> [Do this]: Your task is to locate every line holding the string "Effciency" and to copy each of them.

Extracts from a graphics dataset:

- - - - -

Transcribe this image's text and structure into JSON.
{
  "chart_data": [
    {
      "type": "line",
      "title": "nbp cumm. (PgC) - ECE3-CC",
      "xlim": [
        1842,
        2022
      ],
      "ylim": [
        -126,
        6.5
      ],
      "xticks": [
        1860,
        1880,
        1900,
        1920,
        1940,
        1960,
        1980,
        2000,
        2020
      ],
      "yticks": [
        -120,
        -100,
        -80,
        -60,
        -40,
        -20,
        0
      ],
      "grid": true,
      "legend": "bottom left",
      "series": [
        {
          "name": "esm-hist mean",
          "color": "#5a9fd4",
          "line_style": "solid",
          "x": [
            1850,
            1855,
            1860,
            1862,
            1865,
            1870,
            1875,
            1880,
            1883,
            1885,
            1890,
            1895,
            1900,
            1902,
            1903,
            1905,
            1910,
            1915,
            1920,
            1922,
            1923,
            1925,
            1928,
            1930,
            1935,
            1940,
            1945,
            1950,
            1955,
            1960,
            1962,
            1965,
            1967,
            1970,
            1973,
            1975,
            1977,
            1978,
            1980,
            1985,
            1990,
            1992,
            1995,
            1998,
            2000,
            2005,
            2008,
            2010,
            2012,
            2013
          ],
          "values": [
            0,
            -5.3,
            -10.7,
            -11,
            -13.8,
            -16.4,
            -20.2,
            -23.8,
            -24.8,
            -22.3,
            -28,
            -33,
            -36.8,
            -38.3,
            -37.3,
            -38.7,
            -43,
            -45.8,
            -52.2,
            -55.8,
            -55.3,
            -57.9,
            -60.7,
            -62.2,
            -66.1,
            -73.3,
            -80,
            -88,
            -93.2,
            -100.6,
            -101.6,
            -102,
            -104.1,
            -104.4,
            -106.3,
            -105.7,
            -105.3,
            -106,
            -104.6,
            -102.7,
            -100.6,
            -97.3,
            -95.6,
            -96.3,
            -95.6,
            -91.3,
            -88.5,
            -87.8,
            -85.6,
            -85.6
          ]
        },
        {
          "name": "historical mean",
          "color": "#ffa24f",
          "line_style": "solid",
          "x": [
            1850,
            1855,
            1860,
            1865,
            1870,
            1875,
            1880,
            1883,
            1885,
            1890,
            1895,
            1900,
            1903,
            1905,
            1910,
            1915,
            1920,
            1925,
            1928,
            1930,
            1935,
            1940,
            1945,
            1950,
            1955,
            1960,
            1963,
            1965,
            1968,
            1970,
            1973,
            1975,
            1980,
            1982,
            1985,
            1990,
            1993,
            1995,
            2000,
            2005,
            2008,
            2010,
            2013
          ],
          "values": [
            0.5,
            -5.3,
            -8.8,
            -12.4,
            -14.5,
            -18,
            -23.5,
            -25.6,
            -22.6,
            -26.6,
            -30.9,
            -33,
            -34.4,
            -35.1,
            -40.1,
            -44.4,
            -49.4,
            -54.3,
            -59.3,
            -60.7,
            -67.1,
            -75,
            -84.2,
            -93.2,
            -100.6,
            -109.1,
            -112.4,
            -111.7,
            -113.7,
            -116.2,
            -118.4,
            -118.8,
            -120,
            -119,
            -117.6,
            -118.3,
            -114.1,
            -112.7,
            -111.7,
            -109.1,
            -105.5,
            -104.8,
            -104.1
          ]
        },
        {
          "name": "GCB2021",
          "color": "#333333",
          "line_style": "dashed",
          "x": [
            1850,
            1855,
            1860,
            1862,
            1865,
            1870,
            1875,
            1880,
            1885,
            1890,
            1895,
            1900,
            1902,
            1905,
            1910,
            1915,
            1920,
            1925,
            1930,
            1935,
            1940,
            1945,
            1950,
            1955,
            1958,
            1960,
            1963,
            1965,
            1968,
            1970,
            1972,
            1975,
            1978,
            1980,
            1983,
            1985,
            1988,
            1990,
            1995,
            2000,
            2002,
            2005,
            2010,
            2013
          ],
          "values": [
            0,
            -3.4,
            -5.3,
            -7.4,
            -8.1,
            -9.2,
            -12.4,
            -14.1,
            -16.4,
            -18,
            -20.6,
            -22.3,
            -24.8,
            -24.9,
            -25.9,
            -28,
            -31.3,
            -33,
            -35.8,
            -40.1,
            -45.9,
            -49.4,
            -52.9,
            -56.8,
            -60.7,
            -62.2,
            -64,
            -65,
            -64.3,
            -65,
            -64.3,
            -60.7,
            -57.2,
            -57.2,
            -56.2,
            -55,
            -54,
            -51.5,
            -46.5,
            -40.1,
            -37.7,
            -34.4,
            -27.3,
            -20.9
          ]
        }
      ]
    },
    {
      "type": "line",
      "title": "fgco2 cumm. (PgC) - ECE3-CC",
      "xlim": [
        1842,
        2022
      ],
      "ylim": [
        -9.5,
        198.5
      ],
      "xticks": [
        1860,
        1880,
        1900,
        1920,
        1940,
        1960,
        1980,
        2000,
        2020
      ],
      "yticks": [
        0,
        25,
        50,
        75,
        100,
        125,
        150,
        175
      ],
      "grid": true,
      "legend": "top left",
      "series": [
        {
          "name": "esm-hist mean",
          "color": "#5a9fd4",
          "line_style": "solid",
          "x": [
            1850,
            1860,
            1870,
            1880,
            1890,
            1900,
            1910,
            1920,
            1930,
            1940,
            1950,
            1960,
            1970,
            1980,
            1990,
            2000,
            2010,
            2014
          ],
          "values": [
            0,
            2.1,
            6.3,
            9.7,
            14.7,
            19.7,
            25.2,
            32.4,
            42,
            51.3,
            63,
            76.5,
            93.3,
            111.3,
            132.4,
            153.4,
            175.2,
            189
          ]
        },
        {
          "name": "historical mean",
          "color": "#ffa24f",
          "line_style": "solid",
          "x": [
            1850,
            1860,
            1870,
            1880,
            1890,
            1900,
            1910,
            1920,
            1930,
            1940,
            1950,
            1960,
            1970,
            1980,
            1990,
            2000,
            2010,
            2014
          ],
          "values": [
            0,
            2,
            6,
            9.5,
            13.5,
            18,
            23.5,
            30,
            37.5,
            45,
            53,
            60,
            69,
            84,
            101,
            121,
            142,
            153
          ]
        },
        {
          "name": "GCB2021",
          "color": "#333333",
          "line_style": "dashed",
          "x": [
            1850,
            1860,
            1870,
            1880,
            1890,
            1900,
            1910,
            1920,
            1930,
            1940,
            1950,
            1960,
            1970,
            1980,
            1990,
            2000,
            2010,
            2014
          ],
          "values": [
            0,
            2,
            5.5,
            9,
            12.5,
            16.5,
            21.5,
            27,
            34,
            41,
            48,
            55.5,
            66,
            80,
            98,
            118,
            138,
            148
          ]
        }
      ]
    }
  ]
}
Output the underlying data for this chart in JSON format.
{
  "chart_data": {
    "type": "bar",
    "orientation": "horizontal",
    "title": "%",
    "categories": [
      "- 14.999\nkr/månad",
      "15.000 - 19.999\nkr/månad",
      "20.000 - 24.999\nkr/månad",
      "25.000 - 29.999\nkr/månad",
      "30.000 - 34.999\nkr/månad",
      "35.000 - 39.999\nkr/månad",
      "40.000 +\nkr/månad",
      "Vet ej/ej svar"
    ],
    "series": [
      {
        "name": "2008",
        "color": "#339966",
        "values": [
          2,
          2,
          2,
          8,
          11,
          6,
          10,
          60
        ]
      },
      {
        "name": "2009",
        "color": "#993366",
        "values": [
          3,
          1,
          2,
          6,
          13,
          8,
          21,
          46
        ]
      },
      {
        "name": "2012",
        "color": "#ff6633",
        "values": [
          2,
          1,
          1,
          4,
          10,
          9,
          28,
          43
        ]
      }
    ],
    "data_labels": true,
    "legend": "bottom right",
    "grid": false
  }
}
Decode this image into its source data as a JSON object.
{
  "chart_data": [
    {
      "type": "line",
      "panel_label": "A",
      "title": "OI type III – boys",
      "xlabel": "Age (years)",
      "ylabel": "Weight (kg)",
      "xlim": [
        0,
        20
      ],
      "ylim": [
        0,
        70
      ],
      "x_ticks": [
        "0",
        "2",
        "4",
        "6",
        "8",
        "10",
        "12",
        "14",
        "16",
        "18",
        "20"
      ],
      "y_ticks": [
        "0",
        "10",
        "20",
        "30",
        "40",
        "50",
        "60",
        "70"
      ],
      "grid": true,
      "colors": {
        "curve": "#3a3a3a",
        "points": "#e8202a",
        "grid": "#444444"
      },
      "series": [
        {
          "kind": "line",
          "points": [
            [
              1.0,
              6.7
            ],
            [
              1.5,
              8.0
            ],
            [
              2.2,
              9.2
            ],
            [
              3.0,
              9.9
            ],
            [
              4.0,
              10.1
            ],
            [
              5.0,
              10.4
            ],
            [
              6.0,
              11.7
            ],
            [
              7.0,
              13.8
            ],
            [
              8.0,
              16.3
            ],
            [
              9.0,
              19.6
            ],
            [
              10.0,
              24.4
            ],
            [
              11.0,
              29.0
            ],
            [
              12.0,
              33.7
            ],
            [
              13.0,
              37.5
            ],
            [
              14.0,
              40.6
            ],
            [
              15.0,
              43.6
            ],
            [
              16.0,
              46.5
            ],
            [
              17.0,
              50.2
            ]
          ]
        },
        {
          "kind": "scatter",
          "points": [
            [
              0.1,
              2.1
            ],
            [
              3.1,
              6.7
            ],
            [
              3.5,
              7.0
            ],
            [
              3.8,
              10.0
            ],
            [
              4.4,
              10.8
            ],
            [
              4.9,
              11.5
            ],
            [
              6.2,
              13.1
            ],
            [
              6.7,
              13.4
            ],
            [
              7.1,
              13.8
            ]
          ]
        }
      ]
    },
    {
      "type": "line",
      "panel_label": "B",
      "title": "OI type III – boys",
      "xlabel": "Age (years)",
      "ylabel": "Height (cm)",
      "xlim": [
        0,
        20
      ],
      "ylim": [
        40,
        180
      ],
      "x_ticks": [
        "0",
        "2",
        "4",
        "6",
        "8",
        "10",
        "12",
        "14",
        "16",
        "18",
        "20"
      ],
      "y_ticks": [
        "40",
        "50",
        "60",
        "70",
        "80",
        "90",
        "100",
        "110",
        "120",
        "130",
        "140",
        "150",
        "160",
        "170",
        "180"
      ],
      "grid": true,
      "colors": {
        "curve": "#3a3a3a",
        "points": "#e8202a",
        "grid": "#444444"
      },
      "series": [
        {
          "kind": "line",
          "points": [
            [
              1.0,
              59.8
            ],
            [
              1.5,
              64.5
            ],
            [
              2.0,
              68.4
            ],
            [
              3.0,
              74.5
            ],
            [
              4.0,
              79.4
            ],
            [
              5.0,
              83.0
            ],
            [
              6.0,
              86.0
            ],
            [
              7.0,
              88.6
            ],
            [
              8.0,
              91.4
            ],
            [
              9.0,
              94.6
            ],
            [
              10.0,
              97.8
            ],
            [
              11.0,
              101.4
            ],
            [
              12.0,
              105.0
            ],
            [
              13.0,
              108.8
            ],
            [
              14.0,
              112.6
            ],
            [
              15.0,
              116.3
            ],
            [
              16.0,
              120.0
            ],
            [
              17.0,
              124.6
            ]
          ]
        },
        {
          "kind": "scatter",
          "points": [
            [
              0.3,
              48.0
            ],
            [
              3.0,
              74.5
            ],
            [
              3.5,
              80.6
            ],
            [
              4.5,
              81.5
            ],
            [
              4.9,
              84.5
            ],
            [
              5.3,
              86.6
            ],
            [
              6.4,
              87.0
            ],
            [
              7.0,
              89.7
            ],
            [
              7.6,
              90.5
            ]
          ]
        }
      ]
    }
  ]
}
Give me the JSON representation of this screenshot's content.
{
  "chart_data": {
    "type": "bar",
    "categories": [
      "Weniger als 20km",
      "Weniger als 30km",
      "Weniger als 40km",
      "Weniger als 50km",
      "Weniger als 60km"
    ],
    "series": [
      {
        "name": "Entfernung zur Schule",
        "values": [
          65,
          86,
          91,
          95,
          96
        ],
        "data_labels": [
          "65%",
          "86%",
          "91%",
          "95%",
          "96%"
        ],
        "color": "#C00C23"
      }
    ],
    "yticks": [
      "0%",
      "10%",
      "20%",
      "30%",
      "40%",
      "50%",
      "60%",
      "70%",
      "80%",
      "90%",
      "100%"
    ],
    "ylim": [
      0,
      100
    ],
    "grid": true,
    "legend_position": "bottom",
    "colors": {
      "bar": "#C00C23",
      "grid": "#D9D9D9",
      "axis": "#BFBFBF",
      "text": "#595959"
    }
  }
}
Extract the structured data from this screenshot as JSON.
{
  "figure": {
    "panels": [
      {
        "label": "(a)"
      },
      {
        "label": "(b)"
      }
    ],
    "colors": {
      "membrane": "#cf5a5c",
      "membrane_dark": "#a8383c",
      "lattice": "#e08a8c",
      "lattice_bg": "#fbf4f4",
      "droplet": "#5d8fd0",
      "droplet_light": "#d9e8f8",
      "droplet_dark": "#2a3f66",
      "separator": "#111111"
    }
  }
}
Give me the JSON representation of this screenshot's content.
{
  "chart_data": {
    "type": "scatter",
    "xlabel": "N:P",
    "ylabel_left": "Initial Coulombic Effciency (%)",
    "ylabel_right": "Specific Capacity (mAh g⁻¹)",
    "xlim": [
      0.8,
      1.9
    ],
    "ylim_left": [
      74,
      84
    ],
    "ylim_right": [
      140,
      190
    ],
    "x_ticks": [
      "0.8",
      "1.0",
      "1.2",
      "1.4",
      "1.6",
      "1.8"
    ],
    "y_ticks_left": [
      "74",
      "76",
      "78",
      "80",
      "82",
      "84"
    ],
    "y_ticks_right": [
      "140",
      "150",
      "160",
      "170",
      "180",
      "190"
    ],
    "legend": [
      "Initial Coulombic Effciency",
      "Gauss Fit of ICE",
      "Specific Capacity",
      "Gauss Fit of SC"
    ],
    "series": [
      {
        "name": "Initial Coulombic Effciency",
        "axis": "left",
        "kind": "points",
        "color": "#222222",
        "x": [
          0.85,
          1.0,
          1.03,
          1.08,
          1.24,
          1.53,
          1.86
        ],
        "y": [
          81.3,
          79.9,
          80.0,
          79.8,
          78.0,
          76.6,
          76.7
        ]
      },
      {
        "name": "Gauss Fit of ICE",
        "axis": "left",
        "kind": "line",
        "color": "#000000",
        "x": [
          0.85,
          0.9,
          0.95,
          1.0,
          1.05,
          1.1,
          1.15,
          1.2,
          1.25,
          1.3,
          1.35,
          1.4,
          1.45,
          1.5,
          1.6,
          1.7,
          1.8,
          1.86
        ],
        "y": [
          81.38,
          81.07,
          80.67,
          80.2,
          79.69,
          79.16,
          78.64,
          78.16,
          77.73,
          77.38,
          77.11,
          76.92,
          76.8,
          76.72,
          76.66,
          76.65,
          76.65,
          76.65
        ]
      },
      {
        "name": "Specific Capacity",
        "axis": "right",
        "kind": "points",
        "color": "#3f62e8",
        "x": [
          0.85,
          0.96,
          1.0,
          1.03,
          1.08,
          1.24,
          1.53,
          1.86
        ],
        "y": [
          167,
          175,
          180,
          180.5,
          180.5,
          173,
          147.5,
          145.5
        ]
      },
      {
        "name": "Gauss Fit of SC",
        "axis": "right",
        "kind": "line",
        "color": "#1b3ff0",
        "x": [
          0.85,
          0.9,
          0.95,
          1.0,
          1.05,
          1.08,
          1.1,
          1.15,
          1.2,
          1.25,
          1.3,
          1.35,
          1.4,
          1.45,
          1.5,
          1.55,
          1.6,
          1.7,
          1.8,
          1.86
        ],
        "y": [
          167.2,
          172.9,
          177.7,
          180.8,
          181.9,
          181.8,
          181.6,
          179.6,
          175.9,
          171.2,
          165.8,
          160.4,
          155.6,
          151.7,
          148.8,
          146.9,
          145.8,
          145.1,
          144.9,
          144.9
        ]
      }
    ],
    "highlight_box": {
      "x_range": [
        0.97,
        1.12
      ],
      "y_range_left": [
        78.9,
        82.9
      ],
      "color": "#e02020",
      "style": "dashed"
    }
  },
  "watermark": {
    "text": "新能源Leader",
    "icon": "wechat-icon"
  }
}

- - - - -

> [Response]:
    "ylabel_left": "Initial Coulombic Effciency (%)",
      "Initial Coulombic Effciency",
        "name": "Initial Coulombic Effciency",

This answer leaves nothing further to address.